▸ **What this task involves**:
Give every line again exactly as it appears, please, but not the pictures.

[Dataset records]
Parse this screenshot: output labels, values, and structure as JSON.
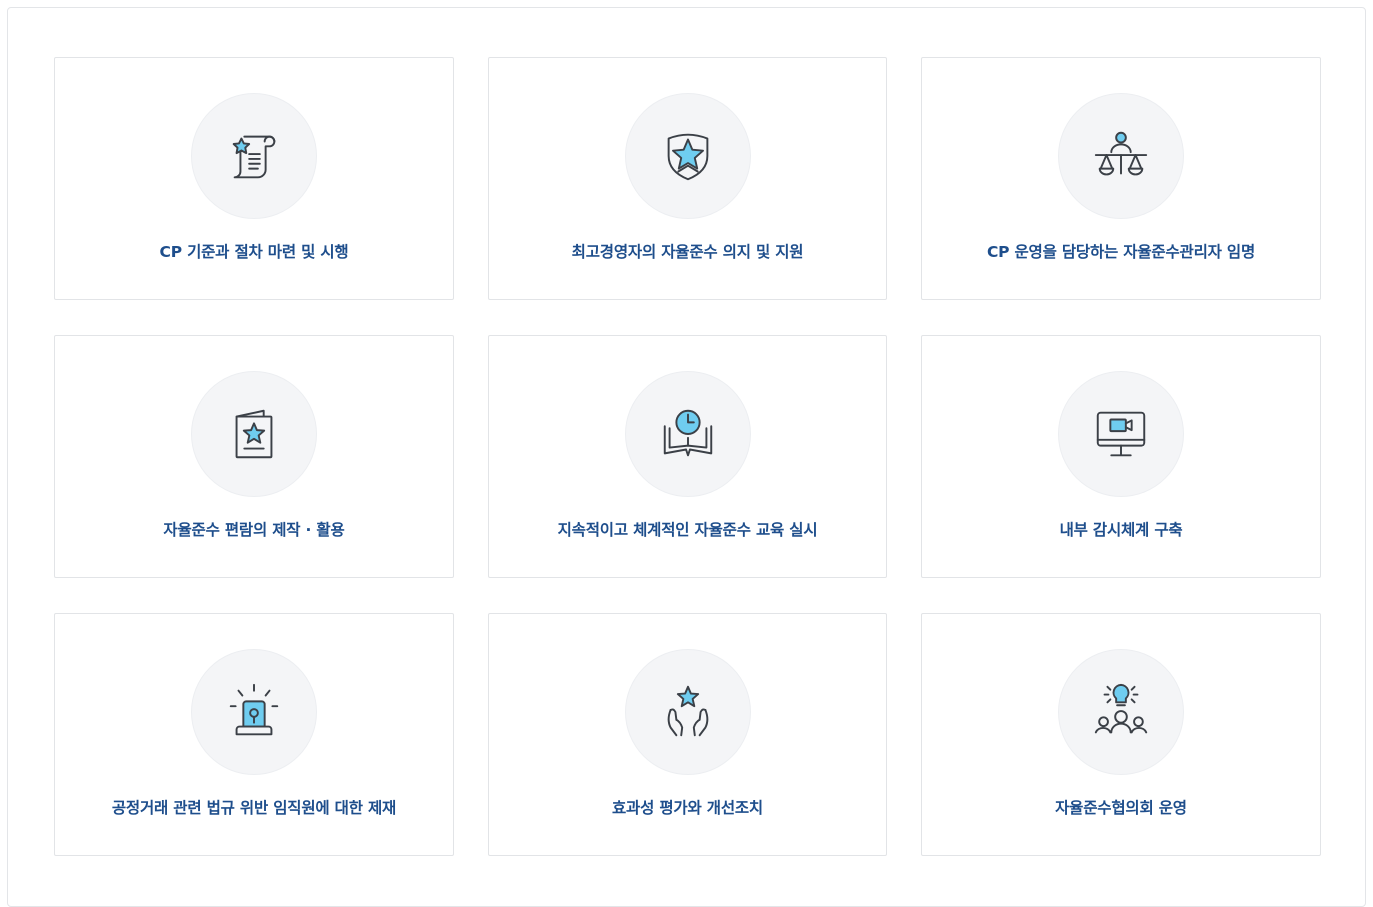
{
  "colors": {
    "label": "#1e4e8c",
    "icon_stroke": "#3b4047",
    "icon_accent": "#6fcdf0",
    "circle_bg": "#f4f5f7",
    "card_border": "#e2e4e7"
  },
  "cards": [
    {
      "label": "CP 기준과 절차 마련 및 시행",
      "icon": "scroll-star-icon"
    },
    {
      "label": "최고경영자의 자율준수 의지 및 지원",
      "icon": "shield-star-icon"
    },
    {
      "label": "CP 운영을 담당하는 자율준수관리자 임명",
      "icon": "person-scales-icon"
    },
    {
      "label": "자율준수 편람의 제작 · 활용",
      "icon": "handbook-star-icon"
    },
    {
      "label": "지속적이고 체계적인 자율준수 교육 실시",
      "icon": "book-clock-icon"
    },
    {
      "label": "내부 감시체계 구축",
      "icon": "monitor-camera-icon"
    },
    {
      "label": "공정거래 관련 법규 위반 임직원에 대한 제재",
      "icon": "siren-icon"
    },
    {
      "label": "효과성 평가와 개선조치",
      "icon": "hands-star-icon"
    },
    {
      "label": "자율준수협의회 운영",
      "icon": "group-idea-icon"
    }
  ]
}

▸ **Answer in full**:
Parse this screenshot: output labels, values, and structure as JSON.
{
  "colors": {
    "label": "#1e4e8c",
    "icon_stroke": "#3b4047",
    "icon_accent": "#6fcdf0",
    "circle_bg": "#f4f5f7",
    "card_border": "#e2e4e7"
  },
  "cards": [
    {
      "label": "CP 기준과 절차 마련 및 시행",
      "icon": "scroll-star-icon"
    },
    {
      "label": "최고경영자의 자율준수 의지 및 지원",
      "icon": "shield-star-icon"
    },
    {
      "label": "CP 운영을 담당하는 자율준수관리자 임명",
      "icon": "person-scales-icon"
    },
    {
      "label": "자율준수 편람의 제작 · 활용",
      "icon": "handbook-star-icon"
    },
    {
      "label": "지속적이고 체계적인 자율준수 교육 실시",
      "icon": "book-clock-icon"
    },
    {
      "label": "내부 감시체계 구축",
      "icon": "monitor-camera-icon"
    },
    {
      "label": "공정거래 관련 법규 위반 임직원에 대한 제재",
      "icon": "siren-icon"
    },
    {
      "label": "효과성 평가와 개선조치",
      "icon": "hands-star-icon"
    },
    {
      "label": "자율준수협의회 운영",
      "icon": "group-idea-icon"
    }
  ]
}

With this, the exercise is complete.